* [Directions for this task] Output the entries below exactly as written, omitting pictures.

## START Data

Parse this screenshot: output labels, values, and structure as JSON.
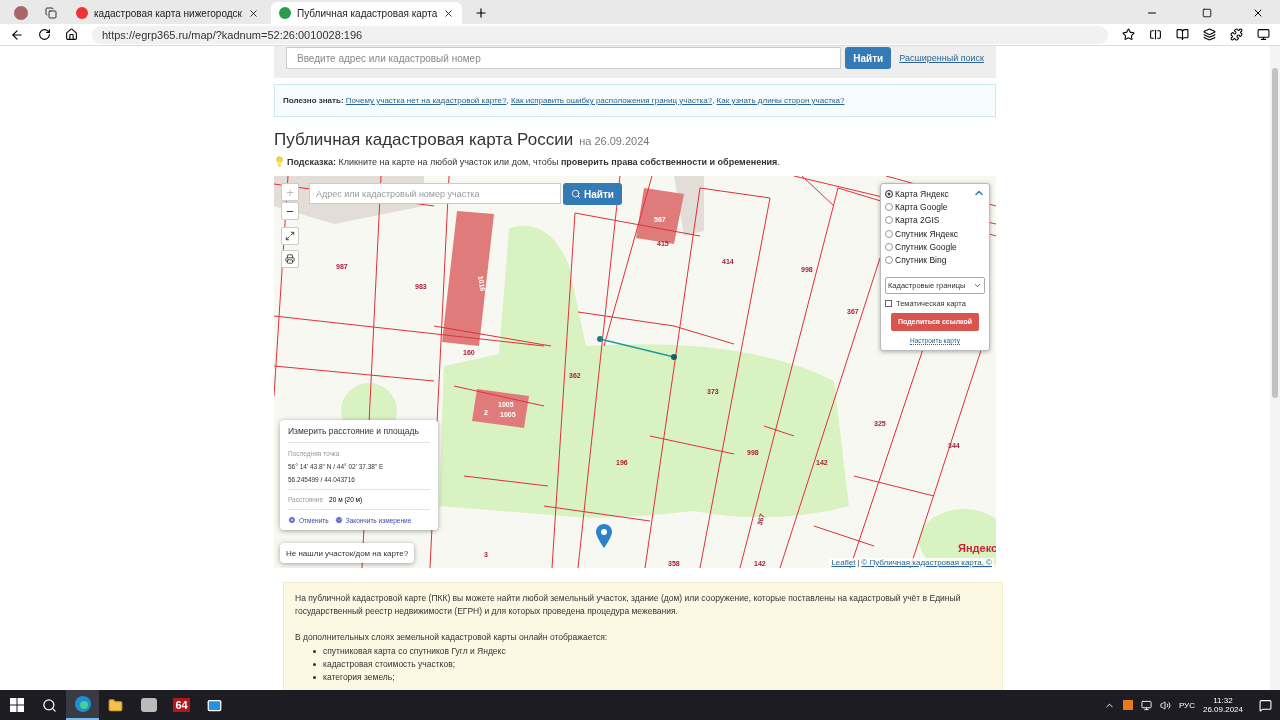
{
  "browser": {
    "tabs": [
      {
        "title": "кадастровая карта нижегородск",
        "selected": false
      },
      {
        "title": "Публичная кадастровая карта",
        "selected": true
      }
    ],
    "url": "https://egrp365.ru/map/?kadnum=52:26:0010028:196"
  },
  "search": {
    "placeholder": "Введите адрес или кадастровый номер",
    "button": "Найти",
    "advanced_link": "Расширенный поиск"
  },
  "info": {
    "label": "Полезно знать:",
    "links": [
      "Почему участка нет на кадастровой карте?",
      "Как исправить ошибку расположения границ участка?",
      "Как узнать длины сторон участка?"
    ],
    "separator": ","
  },
  "heading": {
    "title": "Публичная кадастровая карта России",
    "date": "на 26.09.2024"
  },
  "hint": "**Подсказка:** Кликните на карте на любой участок или дом, чтобы **проверить права собственности и обременения**.",
  "map": {
    "search_placeholder": "Адрес или кадастровый номер участка",
    "search_button": "Найти",
    "zoom_in": "+",
    "zoom_out": "−",
    "layers": [
      {
        "label": "Карта Яндекс",
        "selected": true
      },
      {
        "label": "Карта Google",
        "selected": false
      },
      {
        "label": "Карта 2GIS",
        "selected": false
      },
      {
        "label": "Спутник Яндекс",
        "selected": false
      },
      {
        "label": "Спутник Google",
        "selected": false
      },
      {
        "label": "Спутник Bing",
        "selected": false
      }
    ],
    "layer_select": "Кадастровые границы",
    "thematic": {
      "label": "Тематическая карта",
      "checked": false
    },
    "share_button": "Поделиться ссылкой",
    "settings_link": "Настроить карту",
    "parcel_labels": [
      "987",
      "983",
      "1016",
      "160",
      "567",
      "415",
      "414",
      "998",
      "367",
      "362",
      "373",
      "2",
      "1005",
      "1005",
      "196",
      "998",
      "325",
      "344",
      "142",
      "367",
      "3",
      "358",
      "142"
    ],
    "measure": {
      "title": "Измерить расстояние и площадь",
      "last_point_label": "Последняя точка",
      "dms": "56° 14' 43.8\" N / 44° 02' 37.38\" E",
      "decimal": "56.245499 / 44.043716",
      "distance_label": "Расстояние",
      "distance_value": "20 м (20 м)",
      "cancel": "Отменить",
      "finish": "Закончить измерение"
    },
    "not_found": "Не нашли участок/дом на карте?",
    "logo": "Яндекс",
    "attribution": {
      "leaflet": "Leaflet",
      "separator": "|",
      "source": "© Публичная кадастровая карта, ©"
    }
  },
  "article": {
    "paragraph": "На публичной кадастровой карте (ПКК) вы можете найти любой земельный участок, здание (дом) или сооружение, которые поставлены на кадастровый учёт в Единый государственный реестр недвижимости (ЕГРН) и для которых проведена процедура межевания.",
    "list_intro": "В дополнительных слоях земельной кадастровой карты онлайн отображается:",
    "items": [
      "спутниковая карта со спутников Гугл и Яндекс",
      "кадастровая стоимость участков;",
      "категория земель;"
    ]
  },
  "taskbar": {
    "badge": "64",
    "lang": "РУС",
    "time": "11:32",
    "date": "26.09.2024"
  }
}
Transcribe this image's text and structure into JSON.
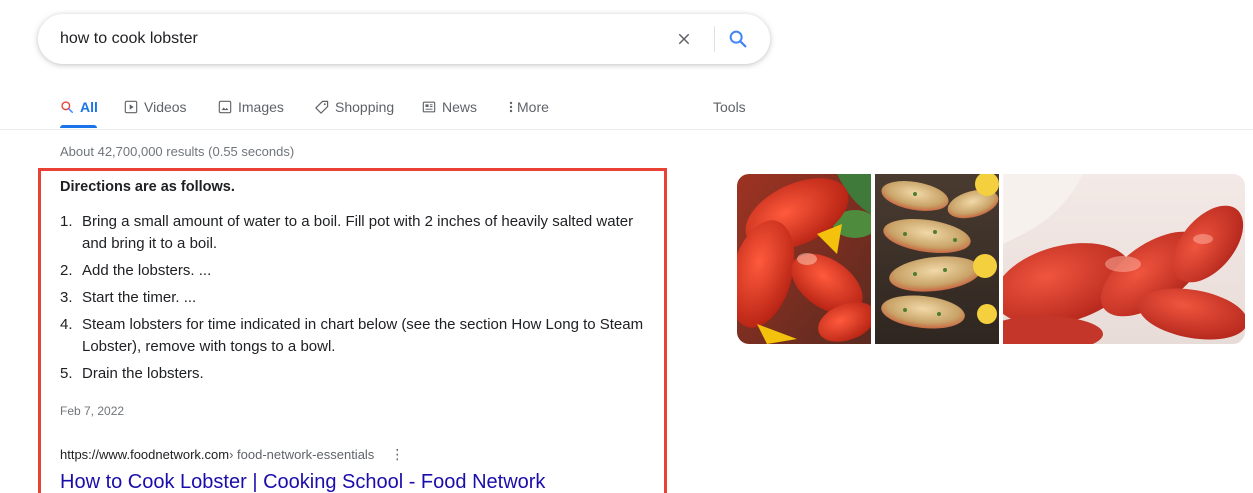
{
  "search": {
    "query": "how to cook lobster"
  },
  "tabs": [
    {
      "label": "All",
      "icon": "search-icon",
      "active": true
    },
    {
      "label": "Videos",
      "icon": "video-icon"
    },
    {
      "label": "Images",
      "icon": "image-icon"
    },
    {
      "label": "Shopping",
      "icon": "tag-icon"
    },
    {
      "label": "News",
      "icon": "news-icon"
    },
    {
      "label": "More",
      "icon": "more-vert-icon"
    }
  ],
  "tools_label": "Tools",
  "result_stats": "About 42,700,000 results (0.55 seconds)",
  "snippet": {
    "heading": "Directions are as follows.",
    "steps": [
      {
        "num": "1.",
        "text": "Bring a small amount of water to a boil. Fill pot with 2 inches of heavily salted water and bring it to a boil."
      },
      {
        "num": "2.",
        "text": "Add the lobsters. ..."
      },
      {
        "num": "3.",
        "text": "Start the timer. ..."
      },
      {
        "num": "4.",
        "text": "Steam lobsters for time indicated in chart below (see the section How Long to Steam Lobster), remove with tongs to a bowl."
      },
      {
        "num": "5.",
        "text": "Drain the lobsters."
      }
    ],
    "date": "Feb 7, 2022",
    "site": "https://www.foodnetwork.com",
    "breadcrumb": " › food-network-essentials",
    "more_glyph": "⋮",
    "title": "How to Cook Lobster | Cooking School - Food Network"
  },
  "colors": {
    "accent": "#1a73e8",
    "link": "#1a0dab",
    "highlight_border": "#e94235"
  }
}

## END Data

* [Task response]
Parse this screenshot: output labels, values, and structure as JSON.
{
  "browser": {
    "tabs": [
      {
        "title": "кадастровая карта нижегородск",
        "selected": false
      },
      {
        "title": "Публичная кадастровая карта",
        "selected": true
      }
    ],
    "url": "https://egrp365.ru/map/?kadnum=52:26:0010028:196"
  },
  "search": {
    "placeholder": "Введите адрес или кадастровый номер",
    "button": "Найти",
    "advanced_link": "Расширенный поиск"
  },
  "info": {
    "label": "Полезно знать:",
    "links": [
      "Почему участка нет на кадастровой карте?",
      "Как исправить ошибку расположения границ участка?",
      "Как узнать длины сторон участка?"
    ],
    "separator": ","
  },
  "heading": {
    "title": "Публичная кадастровая карта России",
    "date": "на 26.09.2024"
  },
  "hint": "**Подсказка:** Кликните на карте на любой участок или дом, чтобы **проверить права собственности и обременения**.",
  "map": {
    "search_placeholder": "Адрес или кадастровый номер участка",
    "search_button": "Найти",
    "zoom_in": "+",
    "zoom_out": "−",
    "layers": [
      {
        "label": "Карта Яндекс",
        "selected": true
      },
      {
        "label": "Карта Google",
        "selected": false
      },
      {
        "label": "Карта 2GIS",
        "selected": false
      },
      {
        "label": "Спутник Яндекс",
        "selected": false
      },
      {
        "label": "Спутник Google",
        "selected": false
      },
      {
        "label": "Спутник Bing",
        "selected": false
      }
    ],
    "layer_select": "Кадастровые границы",
    "thematic": {
      "label": "Тематическая карта",
      "checked": false
    },
    "share_button": "Поделиться ссылкой",
    "settings_link": "Настроить карту",
    "parcel_labels": [
      "987",
      "983",
      "1016",
      "160",
      "567",
      "415",
      "414",
      "998",
      "367",
      "362",
      "373",
      "2",
      "1005",
      "1005",
      "196",
      "998",
      "325",
      "344",
      "142",
      "367",
      "3",
      "358",
      "142"
    ],
    "measure": {
      "title": "Измерить расстояние и площадь",
      "last_point_label": "Последняя точка",
      "dms": "56° 14' 43.8\" N / 44° 02' 37.38\" E",
      "decimal": "56.245499 / 44.043716",
      "distance_label": "Расстояние",
      "distance_value": "20 м (20 м)",
      "cancel": "Отменить",
      "finish": "Закончить измерение"
    },
    "not_found": "Не нашли участок/дом на карте?",
    "logo": "Яндекс",
    "attribution": {
      "leaflet": "Leaflet",
      "separator": "|",
      "source": "© Публичная кадастровая карта, ©"
    }
  },
  "article": {
    "paragraph": "На публичной кадастровой карте (ПКК) вы можете найти любой земельный участок, здание (дом) или сооружение, которые поставлены на кадастровый учёт в Единый государственный реестр недвижимости (ЕГРН) и для которых проведена процедура межевания.",
    "list_intro": "В дополнительных слоях земельной кадастровой карты онлайн отображается:",
    "items": [
      "спутниковая карта со спутников Гугл и Яндекс",
      "кадастровая стоимость участков;",
      "категория земель;"
    ]
  },
  "taskbar": {
    "badge": "64",
    "lang": "РУС",
    "time": "11:32",
    "date": "26.09.2024"
  }
}
Transcribe this image's text and structure into JSON.
{
  "search": {
    "query": "how to cook lobster"
  },
  "tabs": [
    {
      "label": "All",
      "icon": "search-icon",
      "active": true
    },
    {
      "label": "Videos",
      "icon": "video-icon"
    },
    {
      "label": "Images",
      "icon": "image-icon"
    },
    {
      "label": "Shopping",
      "icon": "tag-icon"
    },
    {
      "label": "News",
      "icon": "news-icon"
    },
    {
      "label": "More",
      "icon": "more-vert-icon"
    }
  ],
  "tools_label": "Tools",
  "result_stats": "About 42,700,000 results (0.55 seconds)",
  "snippet": {
    "heading": "Directions are as follows.",
    "steps": [
      {
        "num": "1.",
        "text": "Bring a small amount of water to a boil. Fill pot with 2 inches of heavily salted water and bring it to a boil."
      },
      {
        "num": "2.",
        "text": "Add the lobsters. ..."
      },
      {
        "num": "3.",
        "text": "Start the timer. ..."
      },
      {
        "num": "4.",
        "text": "Steam lobsters for time indicated in chart below (see the section How Long to Steam Lobster), remove with tongs to a bowl."
      },
      {
        "num": "5.",
        "text": "Drain the lobsters."
      }
    ],
    "date": "Feb 7, 2022",
    "site": "https://www.foodnetwork.com",
    "breadcrumb": " › food-network-essentials",
    "more_glyph": "⋮",
    "title": "How to Cook Lobster | Cooking School - Food Network"
  },
  "colors": {
    "accent": "#1a73e8",
    "link": "#1a0dab",
    "highlight_border": "#e94235"
  }
}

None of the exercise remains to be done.